## Work to be completed
Write out the whole of the material exactly.

--- START OF Supplied entries ---

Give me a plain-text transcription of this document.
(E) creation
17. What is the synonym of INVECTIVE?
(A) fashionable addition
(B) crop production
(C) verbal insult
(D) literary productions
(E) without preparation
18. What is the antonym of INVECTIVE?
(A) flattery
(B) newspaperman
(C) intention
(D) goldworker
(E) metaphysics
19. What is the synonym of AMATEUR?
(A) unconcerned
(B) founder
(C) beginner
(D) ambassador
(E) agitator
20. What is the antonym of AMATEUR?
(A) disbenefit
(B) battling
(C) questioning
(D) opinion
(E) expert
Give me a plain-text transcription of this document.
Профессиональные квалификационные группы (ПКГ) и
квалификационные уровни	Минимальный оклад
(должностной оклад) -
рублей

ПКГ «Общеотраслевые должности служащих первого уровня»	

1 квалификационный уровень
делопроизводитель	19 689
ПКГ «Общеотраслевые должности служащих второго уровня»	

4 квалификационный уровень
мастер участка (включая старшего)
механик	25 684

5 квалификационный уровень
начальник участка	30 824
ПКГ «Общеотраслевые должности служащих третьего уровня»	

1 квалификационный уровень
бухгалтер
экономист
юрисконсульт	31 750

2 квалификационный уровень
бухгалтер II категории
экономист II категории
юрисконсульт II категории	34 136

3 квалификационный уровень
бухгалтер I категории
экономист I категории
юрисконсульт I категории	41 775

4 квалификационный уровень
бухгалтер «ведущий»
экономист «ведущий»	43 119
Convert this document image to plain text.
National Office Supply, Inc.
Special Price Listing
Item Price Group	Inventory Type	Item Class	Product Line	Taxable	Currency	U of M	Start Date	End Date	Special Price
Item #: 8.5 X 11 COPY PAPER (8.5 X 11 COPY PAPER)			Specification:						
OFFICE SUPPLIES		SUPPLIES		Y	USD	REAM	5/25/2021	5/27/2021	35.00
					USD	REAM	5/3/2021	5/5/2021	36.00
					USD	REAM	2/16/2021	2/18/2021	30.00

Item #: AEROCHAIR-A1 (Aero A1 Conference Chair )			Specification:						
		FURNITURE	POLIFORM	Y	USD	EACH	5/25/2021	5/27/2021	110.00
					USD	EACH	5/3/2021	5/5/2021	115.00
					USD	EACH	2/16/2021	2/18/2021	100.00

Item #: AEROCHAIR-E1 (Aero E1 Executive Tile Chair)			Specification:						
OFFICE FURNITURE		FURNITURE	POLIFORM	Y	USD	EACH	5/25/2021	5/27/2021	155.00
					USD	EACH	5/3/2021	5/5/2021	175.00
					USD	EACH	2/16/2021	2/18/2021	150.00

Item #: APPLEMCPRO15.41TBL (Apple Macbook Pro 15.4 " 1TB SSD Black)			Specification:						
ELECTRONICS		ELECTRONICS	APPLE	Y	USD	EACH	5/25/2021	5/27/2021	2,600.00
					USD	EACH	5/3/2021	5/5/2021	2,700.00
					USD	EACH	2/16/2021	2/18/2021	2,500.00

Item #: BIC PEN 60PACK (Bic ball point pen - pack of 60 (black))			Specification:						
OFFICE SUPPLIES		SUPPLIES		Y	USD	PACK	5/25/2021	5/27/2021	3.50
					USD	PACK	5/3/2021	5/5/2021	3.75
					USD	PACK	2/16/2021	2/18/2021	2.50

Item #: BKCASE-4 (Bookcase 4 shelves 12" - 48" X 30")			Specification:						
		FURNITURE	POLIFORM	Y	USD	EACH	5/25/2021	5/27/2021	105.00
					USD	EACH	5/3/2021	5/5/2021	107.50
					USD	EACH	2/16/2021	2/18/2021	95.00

--- END OF Supplied entries ---

## Solution
Give me a plain-text transcription of this document.
(E) creation
17. What is the synonym of INVECTIVE?
(A) fashionable addition
(B) crop production
(C) verbal insult
(D) literary productions
(E) without preparation
18. What is the antonym of INVECTIVE?
(A) flattery
(B) newspaperman
(C) intention
(D) goldworker
(E) metaphysics
19. What is the synonym of AMATEUR?
(A) unconcerned
(B) founder
(C) beginner
(D) ambassador
(E) agitator
20. What is the antonym of AMATEUR?
(A) disbenefit
(B) battling
(C) questioning
(D) opinion
(E) expert
Give me a plain-text transcription of this document.
Профессиональные квалификационные группы (ПКГ) и
квалификационные уровни	Минимальный оклад
(должностной оклад) -
рублей

ПКГ «Общеотраслевые должности служащих первого уровня»	

1 квалификационный уровень
делопроизводитель	19 689
ПКГ «Общеотраслевые должности служащих второго уровня»	

4 квалификационный уровень
мастер участка (включая старшего)
механик	25 684

5 квалификационный уровень
начальник участка	30 824
ПКГ «Общеотраслевые должности служащих третьего уровня»	

1 квалификационный уровень
бухгалтер
экономист
юрисконсульт	31 750

2 квалификационный уровень
бухгалтер II категории
экономист II категории
юрисконсульт II категории	34 136

3 квалификационный уровень
бухгалтер I категории
экономист I категории
юрисконсульт I категории	41 775

4 квалификационный уровень
бухгалтер «ведущий»
экономист «ведущий»	43 119
Convert this document image to plain text.
National Office Supply, Inc.
Special Price Listing
Item Price Group	Inventory Type	Item Class	Product Line	Taxable	Currency	U of M	Start Date	End Date	Special Price
Item #: 8.5 X 11 COPY PAPER (8.5 X 11 COPY PAPER)			Specification:						
OFFICE SUPPLIES		SUPPLIES		Y	USD	REAM	5/25/2021	5/27/2021	35.00
					USD	REAM	5/3/2021	5/5/2021	36.00
					USD	REAM	2/16/2021	2/18/2021	30.00

Item #: AEROCHAIR-A1 (Aero A1 Conference Chair )			Specification:						
		FURNITURE	POLIFORM	Y	USD	EACH	5/25/2021	5/27/2021	110.00
					USD	EACH	5/3/2021	5/5/2021	115.00
					USD	EACH	2/16/2021	2/18/2021	100.00

Item #: AEROCHAIR-E1 (Aero E1 Executive Tile Chair)			Specification:						
OFFICE FURNITURE		FURNITURE	POLIFORM	Y	USD	EACH	5/25/2021	5/27/2021	155.00
					USD	EACH	5/3/2021	5/5/2021	175.00
					USD	EACH	2/16/2021	2/18/2021	150.00

Item #: APPLEMCPRO15.41TBL (Apple Macbook Pro 15.4 " 1TB SSD Black)			Specification:						
ELECTRONICS		ELECTRONICS	APPLE	Y	USD	EACH	5/25/2021	5/27/2021	2,600.00
					USD	EACH	5/3/2021	5/5/2021	2,700.00
					USD	EACH	2/16/2021	2/18/2021	2,500.00

Item #: BIC PEN 60PACK (Bic ball point pen - pack of 60 (black))			Specification:						
OFFICE SUPPLIES		SUPPLIES		Y	USD	PACK	5/25/2021	5/27/2021	3.50
					USD	PACK	5/3/2021	5/5/2021	3.75
					USD	PACK	2/16/2021	2/18/2021	2.50

Item #: BKCASE-4 (Bookcase 4 shelves 12" - 48" X 30")			Specification:						
		FURNITURE	POLIFORM	Y	USD	EACH	5/25/2021	5/27/2021	105.00
					USD	EACH	5/3/2021	5/5/2021	107.50
					USD	EACH	2/16/2021	2/18/2021	95.00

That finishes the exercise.